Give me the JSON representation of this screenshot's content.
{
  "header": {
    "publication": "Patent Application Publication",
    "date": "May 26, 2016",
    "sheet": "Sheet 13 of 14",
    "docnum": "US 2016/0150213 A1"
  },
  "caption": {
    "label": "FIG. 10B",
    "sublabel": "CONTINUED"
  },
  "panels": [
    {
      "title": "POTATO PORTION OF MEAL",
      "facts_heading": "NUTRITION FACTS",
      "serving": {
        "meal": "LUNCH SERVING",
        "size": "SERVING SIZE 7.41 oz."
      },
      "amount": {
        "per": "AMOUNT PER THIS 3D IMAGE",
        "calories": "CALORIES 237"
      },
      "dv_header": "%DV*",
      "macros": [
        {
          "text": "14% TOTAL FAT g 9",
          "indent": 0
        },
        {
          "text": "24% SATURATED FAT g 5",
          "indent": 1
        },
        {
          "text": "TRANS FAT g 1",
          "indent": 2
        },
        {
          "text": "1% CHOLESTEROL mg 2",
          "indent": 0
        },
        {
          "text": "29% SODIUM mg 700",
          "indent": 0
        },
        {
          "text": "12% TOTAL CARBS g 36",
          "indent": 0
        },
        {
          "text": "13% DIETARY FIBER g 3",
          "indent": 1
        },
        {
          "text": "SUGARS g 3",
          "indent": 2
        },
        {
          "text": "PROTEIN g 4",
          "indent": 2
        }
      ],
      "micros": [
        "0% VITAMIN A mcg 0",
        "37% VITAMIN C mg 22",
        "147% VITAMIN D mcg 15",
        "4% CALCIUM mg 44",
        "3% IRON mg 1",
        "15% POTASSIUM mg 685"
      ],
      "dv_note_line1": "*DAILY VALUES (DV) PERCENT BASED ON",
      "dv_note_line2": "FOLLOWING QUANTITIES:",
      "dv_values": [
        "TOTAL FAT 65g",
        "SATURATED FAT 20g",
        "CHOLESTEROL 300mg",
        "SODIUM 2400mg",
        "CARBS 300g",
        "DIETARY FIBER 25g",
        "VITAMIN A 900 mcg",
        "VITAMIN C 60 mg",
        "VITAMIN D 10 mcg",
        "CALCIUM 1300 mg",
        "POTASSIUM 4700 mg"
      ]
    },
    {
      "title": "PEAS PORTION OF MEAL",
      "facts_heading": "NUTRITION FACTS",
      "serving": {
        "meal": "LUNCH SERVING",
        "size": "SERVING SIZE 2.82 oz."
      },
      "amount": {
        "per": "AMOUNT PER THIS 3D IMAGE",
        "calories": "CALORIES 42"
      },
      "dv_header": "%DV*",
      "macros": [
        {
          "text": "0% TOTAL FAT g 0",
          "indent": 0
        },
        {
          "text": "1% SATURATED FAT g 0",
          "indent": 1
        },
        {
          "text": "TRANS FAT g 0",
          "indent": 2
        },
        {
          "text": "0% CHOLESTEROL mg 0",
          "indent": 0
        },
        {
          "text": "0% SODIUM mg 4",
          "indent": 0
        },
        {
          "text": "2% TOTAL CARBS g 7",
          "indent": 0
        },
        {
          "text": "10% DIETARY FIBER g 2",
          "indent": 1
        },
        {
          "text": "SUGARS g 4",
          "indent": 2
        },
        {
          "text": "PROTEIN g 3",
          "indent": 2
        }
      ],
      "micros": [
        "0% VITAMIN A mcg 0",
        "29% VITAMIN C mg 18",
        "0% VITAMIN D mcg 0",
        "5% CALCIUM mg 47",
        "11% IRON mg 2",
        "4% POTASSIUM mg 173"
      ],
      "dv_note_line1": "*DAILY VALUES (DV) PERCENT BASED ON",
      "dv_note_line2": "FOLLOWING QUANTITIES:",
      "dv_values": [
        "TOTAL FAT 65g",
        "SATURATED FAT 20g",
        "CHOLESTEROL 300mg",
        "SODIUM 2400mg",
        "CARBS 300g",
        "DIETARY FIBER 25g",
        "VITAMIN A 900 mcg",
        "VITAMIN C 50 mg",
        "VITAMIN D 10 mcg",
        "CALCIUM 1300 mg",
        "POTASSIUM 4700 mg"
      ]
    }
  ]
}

----------------------------------------

■ What is needed ■
Retype the records in full. Keep every line identical to the original.

■ Written solution ■
Give me the JSON representation of this screenshot's content.
{
  "header": {
    "publication": "Patent Application Publication",
    "date": "May 26, 2016",
    "sheet": "Sheet 13 of 14",
    "docnum": "US 2016/0150213 A1"
  },
  "caption": {
    "label": "FIG. 10B",
    "sublabel": "CONTINUED"
  },
  "panels": [
    {
      "title": "POTATO PORTION OF MEAL",
      "facts_heading": "NUTRITION FACTS",
      "serving": {
        "meal": "LUNCH SERVING",
        "size": "SERVING SIZE 7.41 oz."
      },
      "amount": {
        "per": "AMOUNT PER THIS 3D IMAGE",
        "calories": "CALORIES 237"
      },
      "dv_header": "%DV*",
      "macros": [
        {
          "text": "14% TOTAL FAT g 9",
          "indent": 0
        },
        {
          "text": "24% SATURATED FAT g 5",
          "indent": 1
        },
        {
          "text": "TRANS FAT g 1",
          "indent": 2
        },
        {
          "text": "1% CHOLESTEROL mg 2",
          "indent": 0
        },
        {
          "text": "29% SODIUM mg 700",
          "indent": 0
        },
        {
          "text": "12% TOTAL CARBS g 36",
          "indent": 0
        },
        {
          "text": "13% DIETARY FIBER g 3",
          "indent": 1
        },
        {
          "text": "SUGARS g 3",
          "indent": 2
        },
        {
          "text": "PROTEIN g 4",
          "indent": 2
        }
      ],
      "micros": [
        "0% VITAMIN A mcg 0",
        "37% VITAMIN C mg 22",
        "147% VITAMIN D mcg 15",
        "4% CALCIUM mg 44",
        "3% IRON mg 1",
        "15% POTASSIUM mg 685"
      ],
      "dv_note_line1": "*DAILY VALUES (DV) PERCENT BASED ON",
      "dv_note_line2": "FOLLOWING QUANTITIES:",
      "dv_values": [
        "TOTAL FAT 65g",
        "SATURATED FAT 20g",
        "CHOLESTEROL 300mg",
        "SODIUM 2400mg",
        "CARBS 300g",
        "DIETARY FIBER 25g",
        "VITAMIN A 900 mcg",
        "VITAMIN C 60 mg",
        "VITAMIN D 10 mcg",
        "CALCIUM 1300 mg",
        "POTASSIUM 4700 mg"
      ]
    },
    {
      "title": "PEAS PORTION OF MEAL",
      "facts_heading": "NUTRITION FACTS",
      "serving": {
        "meal": "LUNCH SERVING",
        "size": "SERVING SIZE 2.82 oz."
      },
      "amount": {
        "per": "AMOUNT PER THIS 3D IMAGE",
        "calories": "CALORIES 42"
      },
      "dv_header": "%DV*",
      "macros": [
        {
          "text": "0% TOTAL FAT g 0",
          "indent": 0
        },
        {
          "text": "1% SATURATED FAT g 0",
          "indent": 1
        },
        {
          "text": "TRANS FAT g 0",
          "indent": 2
        },
        {
          "text": "0% CHOLESTEROL mg 0",
          "indent": 0
        },
        {
          "text": "0% SODIUM mg 4",
          "indent": 0
        },
        {
          "text": "2% TOTAL CARBS g 7",
          "indent": 0
        },
        {
          "text": "10% DIETARY FIBER g 2",
          "indent": 1
        },
        {
          "text": "SUGARS g 4",
          "indent": 2
        },
        {
          "text": "PROTEIN g 3",
          "indent": 2
        }
      ],
      "micros": [
        "0% VITAMIN A mcg 0",
        "29% VITAMIN C mg 18",
        "0% VITAMIN D mcg 0",
        "5% CALCIUM mg 47",
        "11% IRON mg 2",
        "4% POTASSIUM mg 173"
      ],
      "dv_note_line1": "*DAILY VALUES (DV) PERCENT BASED ON",
      "dv_note_line2": "FOLLOWING QUANTITIES:",
      "dv_values": [
        "TOTAL FAT 65g",
        "SATURATED FAT 20g",
        "CHOLESTEROL 300mg",
        "SODIUM 2400mg",
        "CARBS 300g",
        "DIETARY FIBER 25g",
        "VITAMIN A 900 mcg",
        "VITAMIN C 50 mg",
        "VITAMIN D 10 mcg",
        "CALCIUM 1300 mg",
        "POTASSIUM 4700 mg"
      ]
    }
  ]
}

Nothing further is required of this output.